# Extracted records
----

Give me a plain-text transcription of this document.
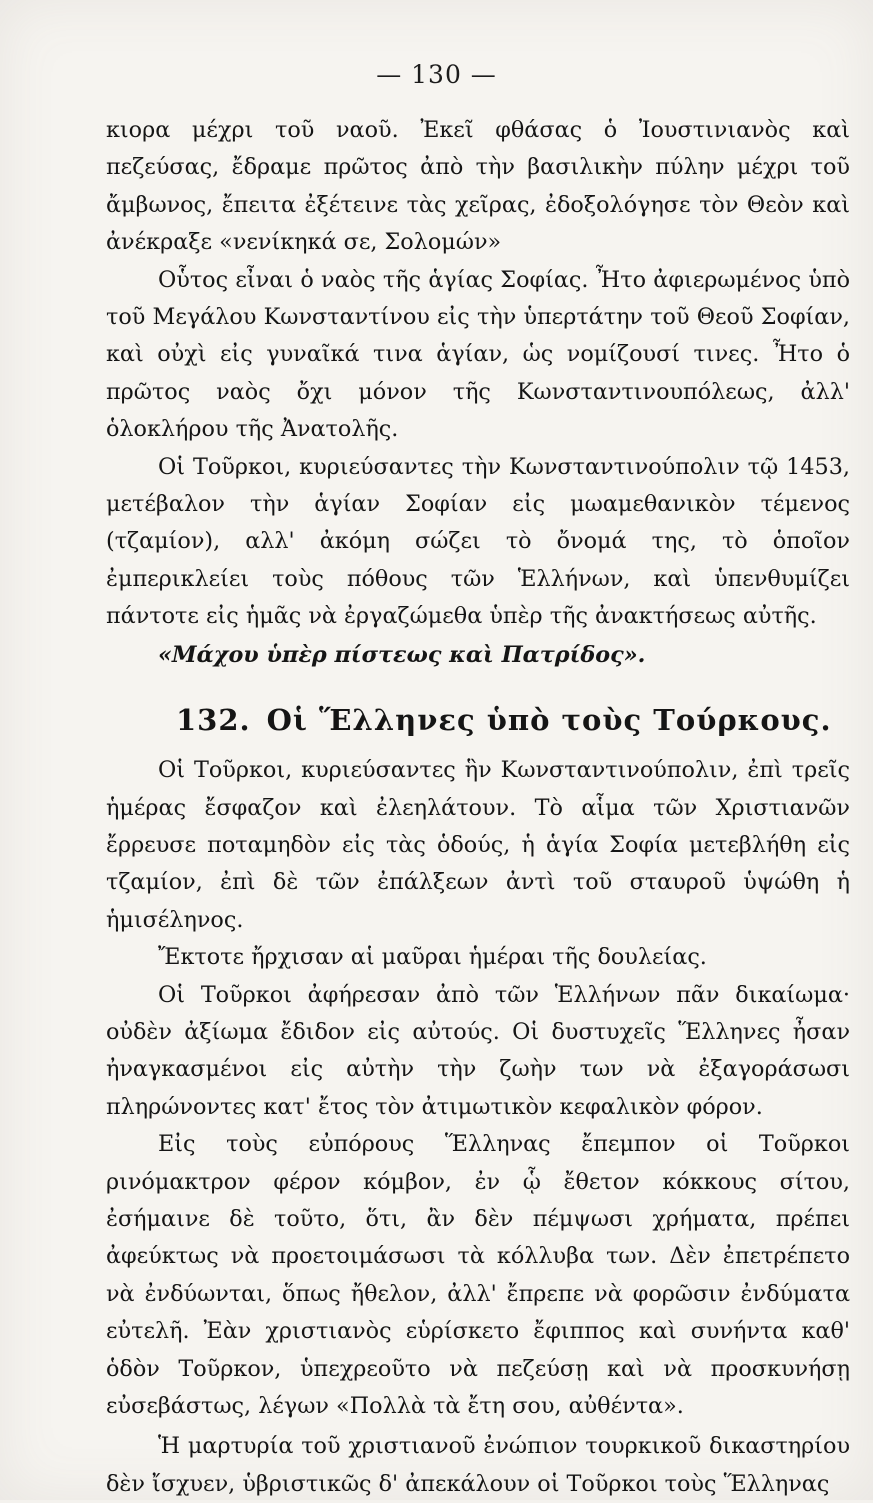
— 130 —

κιορα μέχρι τοῦ ναοῦ. Ἐκεῖ φθάσας ὁ Ἰουστινιανὸς καὶ πεζεύσας, ἔδραμε πρῶτος ἀπὸ τὴν βασιλικὴν πύλην μέχρι τοῦ ἄμβωνος, ἔπειτα ἐξέτεινε τὰς χεῖρας, ἐδοξολόγησε τὸν Θεὸν καὶ ἀνέκραξε «νενίκηκά σε, Σολομών»

Οὗτος εἶναι ὁ ναὸς τῆς ἁγίας Σοφίας. Ἦτο ἀφιερωμένος ὑπὸ τοῦ Μεγάλου Κωνσταντίνου εἰς τὴν ὑπερτάτην τοῦ Θεοῦ Σοφίαν, καὶ οὐχὶ εἰς γυναῖκά τινα ἁγίαν, ὡς νομίζουσί τινες. Ἦτο ὁ πρῶτος ναὸς ὄχι μόνον τῆς Κωνσταντινουπόλεως, ἀλλ' ὁλοκλήρου τῆς Ἀνατολῆς.

Οἱ Τοῦρκοι, κυριεύσαντες τὴν Κωνσταντινούπολιν τῷ 1453, μετέβαλον τὴν ἁγίαν Σοφίαν εἰς μωαμεθανικὸν τέμενος (τζαμίον), αλλ' ἀκόμη σώζει τὸ ὄνομά της, τὸ ὁποῖον ἐμπερικλείει τοὺς πόθους τῶν Ἑλλήνων, καὶ ὑπενθυμίζει πάντοτε εἰς ἡμᾶς νὰ ἐργαζώμεθα ὑπὲρ τῆς ἀνακτήσεως αὐτῆς.

«Μάχου ὑπὲρ πίστεως καὶ Πατρίδος».

132. Οἱ Ἕλληνες ὑπὸ τοὺς Τούρκους.

Οἱ Τοῦρκοι, κυριεύσαντες ἣν Κωνσταντινούπολιν, ἐπὶ τρεῖς ἡμέρας ἔσφαζον καὶ ἐλεηλάτουν. Τὸ αἷμα τῶν Χριστιανῶν ἔρρευσε ποταμηδὸν εἰς τὰς ὁδούς, ἡ ἁγία Σοφία μετεβλήθη εἰς τζαμίον, ἐπὶ δὲ τῶν ἐπάλξεων ἀντὶ τοῦ σταυροῦ ὑψώθη ἡ ἡμισέληνος.

Ἔκτοτε ἤρχισαν αἱ μαῦραι ἡμέραι τῆς δουλείας.

Οἱ Τοῦρκοι ἀφήρεσαν ἀπὸ τῶν Ἑλλήνων πᾶν δικαίωμα· οὐδὲν ἀξίωμα ἔδιδον εἰς αὐτούς. Οἱ δυστυχεῖς Ἕλληνες ἦσαν ἠναγκασμένοι εἰς αὐτὴν τὴν ζωὴν των νὰ ἐξαγοράσωσι πληρώνοντες κατ' ἔτος τὸν ἀτιμωτικὸν κεφαλικὸν φόρον.

Εἰς τοὺς εὐπόρους Ἕλληνας ἔπεμπον οἱ Τοῦρκοι ρινόμακτρον φέρον κόμβον, ἐν ᾧ ἔθετον κόκκους σίτου, ἐσήμαινε δὲ τοῦτο, ὅτι, ἂν δὲν πέμψωσι χρήματα, πρέπει ἀφεύκτως νὰ προετοιμάσωσι τὰ κόλλυβα των. Δὲν ἐπετρέπετο νὰ ἐνδύωνται, ὅπως ἤθελον, ἀλλ' ἔπρεπε νὰ φορῶσιν ἐνδύματα εὐτελῆ. Ἐὰν χριστιανὸς εὑρίσκετο ἔφιππος καὶ συνήντα καθ' ὁδὸν Τοῦρκον, ὑπεχρεοῦτο νὰ πεζεύσῃ καὶ νὰ προσκυνήσῃ εὐσεβάστως, λέγων «Πολλὰ τὰ ἔτη σου, αὐθέντα».

Ἡ μαρτυρία τοῦ χριστιανοῦ ἐνώπιον τουρκικοῦ δικαστηρίου δὲν ἴσχυεν, ὑβριστικῶς δ' ἀπεκάλουν οἱ Τοῦρκοι τοὺς Ἕλληνας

----

# Task description
Copy every record character for character. Skip the pictures.

# Written answer
Give me a plain-text transcription of this document.
— 130 —

κιορα μέχρι τοῦ ναοῦ. Ἐκεῖ φθάσας ὁ Ἰουστινιανὸς καὶ πεζεύσας, ἔδραμε πρῶτος ἀπὸ τὴν βασιλικὴν πύλην μέχρι τοῦ ἄμβωνος, ἔπειτα ἐξέτεινε τὰς χεῖρας, ἐδοξολόγησε τὸν Θεὸν καὶ ἀνέκραξε «νενίκηκά σε, Σολομών»

Οὗτος εἶναι ὁ ναὸς τῆς ἁγίας Σοφίας. Ἦτο ἀφιερωμένος ὑπὸ τοῦ Μεγάλου Κωνσταντίνου εἰς τὴν ὑπερτάτην τοῦ Θεοῦ Σοφίαν, καὶ οὐχὶ εἰς γυναῖκά τινα ἁγίαν, ὡς νομίζουσί τινες. Ἦτο ὁ πρῶτος ναὸς ὄχι μόνον τῆς Κωνσταντινουπόλεως, ἀλλ' ὁλοκλήρου τῆς Ἀνατολῆς.

Οἱ Τοῦρκοι, κυριεύσαντες τὴν Κωνσταντινούπολιν τῷ 1453, μετέβαλον τὴν ἁγίαν Σοφίαν εἰς μωαμεθανικὸν τέμενος (τζαμίον), αλλ' ἀκόμη σώζει τὸ ὄνομά της, τὸ ὁποῖον ἐμπερικλείει τοὺς πόθους τῶν Ἑλλήνων, καὶ ὑπενθυμίζει πάντοτε εἰς ἡμᾶς νὰ ἐργαζώμεθα ὑπὲρ τῆς ἀνακτήσεως αὐτῆς.

«Μάχου ὑπὲρ πίστεως καὶ Πατρίδος».

132. Οἱ Ἕλληνες ὑπὸ τοὺς Τούρκους.

Οἱ Τοῦρκοι, κυριεύσαντες ἣν Κωνσταντινούπολιν, ἐπὶ τρεῖς ἡμέρας ἔσφαζον καὶ ἐλεηλάτουν. Τὸ αἷμα τῶν Χριστιανῶν ἔρρευσε ποταμηδὸν εἰς τὰς ὁδούς, ἡ ἁγία Σοφία μετεβλήθη εἰς τζαμίον, ἐπὶ δὲ τῶν ἐπάλξεων ἀντὶ τοῦ σταυροῦ ὑψώθη ἡ ἡμισέληνος.

Ἔκτοτε ἤρχισαν αἱ μαῦραι ἡμέραι τῆς δουλείας.

Οἱ Τοῦρκοι ἀφήρεσαν ἀπὸ τῶν Ἑλλήνων πᾶν δικαίωμα· οὐδὲν ἀξίωμα ἔδιδον εἰς αὐτούς. Οἱ δυστυχεῖς Ἕλληνες ἦσαν ἠναγκασμένοι εἰς αὐτὴν τὴν ζωὴν των νὰ ἐξαγοράσωσι πληρώνοντες κατ' ἔτος τὸν ἀτιμωτικὸν κεφαλικὸν φόρον.

Εἰς τοὺς εὐπόρους Ἕλληνας ἔπεμπον οἱ Τοῦρκοι ρινόμακτρον φέρον κόμβον, ἐν ᾧ ἔθετον κόκκους σίτου, ἐσήμαινε δὲ τοῦτο, ὅτι, ἂν δὲν πέμψωσι χρήματα, πρέπει ἀφεύκτως νὰ προετοιμάσωσι τὰ κόλλυβα των. Δὲν ἐπετρέπετο νὰ ἐνδύωνται, ὅπως ἤθελον, ἀλλ' ἔπρεπε νὰ φορῶσιν ἐνδύματα εὐτελῆ. Ἐὰν χριστιανὸς εὑρίσκετο ἔφιππος καὶ συνήντα καθ' ὁδὸν Τοῦρκον, ὑπεχρεοῦτο νὰ πεζεύσῃ καὶ νὰ προσκυνήσῃ εὐσεβάστως, λέγων «Πολλὰ τὰ ἔτη σου, αὐθέντα».

Ἡ μαρτυρία τοῦ χριστιανοῦ ἐνώπιον τουρκικοῦ δικαστηρίου δὲν ἴσχυεν, ὑβριστικῶς δ' ἀπεκάλουν οἱ Τοῦρκοι τοὺς Ἕλληνας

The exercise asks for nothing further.